Short task:
Extract, from the listing that follows, each line containing the word "India".

[Records from a collection of figures]
-------
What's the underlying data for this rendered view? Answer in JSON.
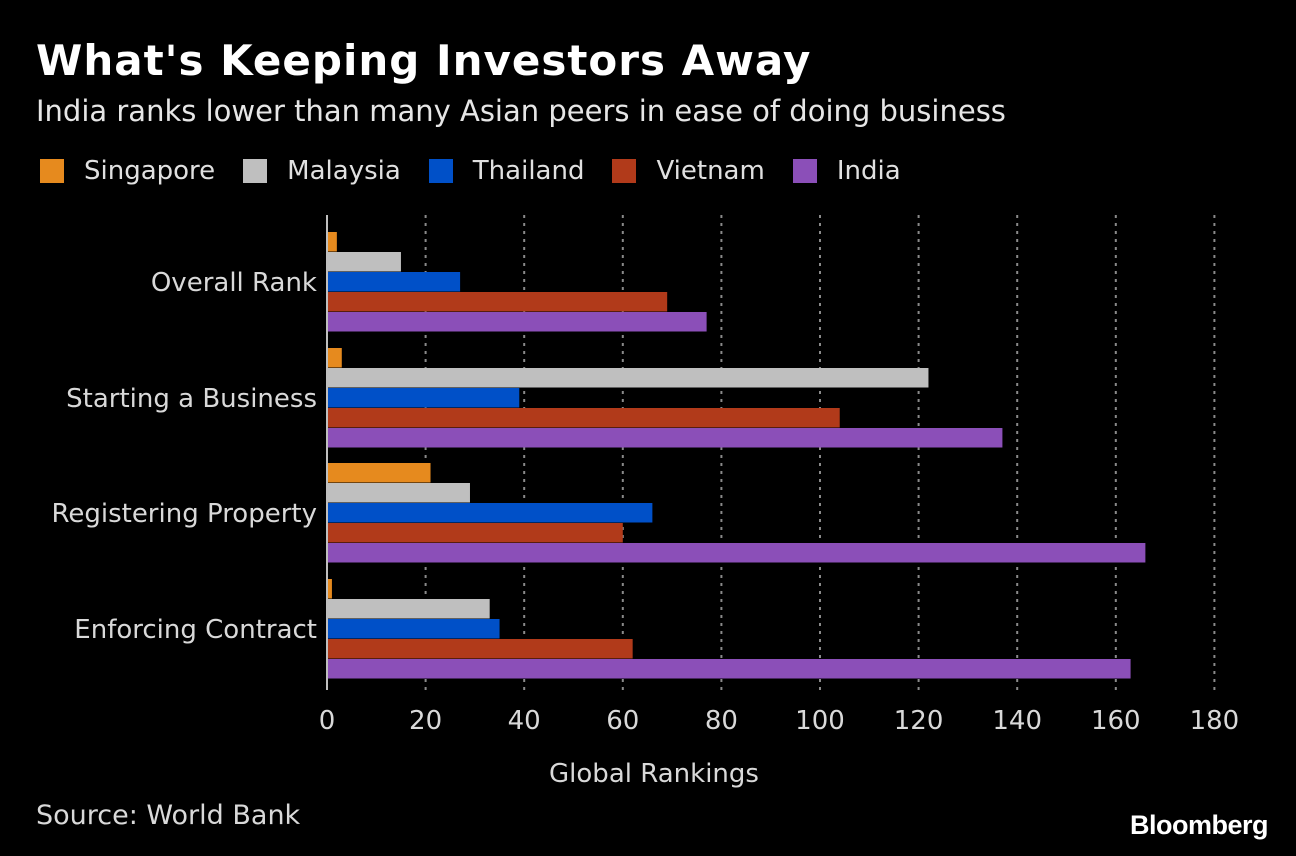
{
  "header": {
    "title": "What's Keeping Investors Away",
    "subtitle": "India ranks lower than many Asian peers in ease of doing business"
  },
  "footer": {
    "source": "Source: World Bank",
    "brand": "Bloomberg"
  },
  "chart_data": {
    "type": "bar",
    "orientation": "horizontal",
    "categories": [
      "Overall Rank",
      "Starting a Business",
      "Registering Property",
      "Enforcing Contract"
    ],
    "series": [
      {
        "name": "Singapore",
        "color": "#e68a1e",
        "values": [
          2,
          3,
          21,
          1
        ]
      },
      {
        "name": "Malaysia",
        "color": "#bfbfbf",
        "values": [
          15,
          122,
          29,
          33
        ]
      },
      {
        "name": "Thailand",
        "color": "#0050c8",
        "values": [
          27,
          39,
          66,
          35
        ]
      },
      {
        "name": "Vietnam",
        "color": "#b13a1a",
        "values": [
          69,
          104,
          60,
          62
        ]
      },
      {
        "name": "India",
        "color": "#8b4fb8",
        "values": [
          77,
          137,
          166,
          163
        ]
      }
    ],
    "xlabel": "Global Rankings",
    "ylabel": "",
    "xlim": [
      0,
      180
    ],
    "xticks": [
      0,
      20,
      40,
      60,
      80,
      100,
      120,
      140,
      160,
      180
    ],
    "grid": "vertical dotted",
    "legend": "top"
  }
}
-------
Complete response:
    "subtitle": "India ranks lower than many Asian peers in ease of doing business"
        "name": "India",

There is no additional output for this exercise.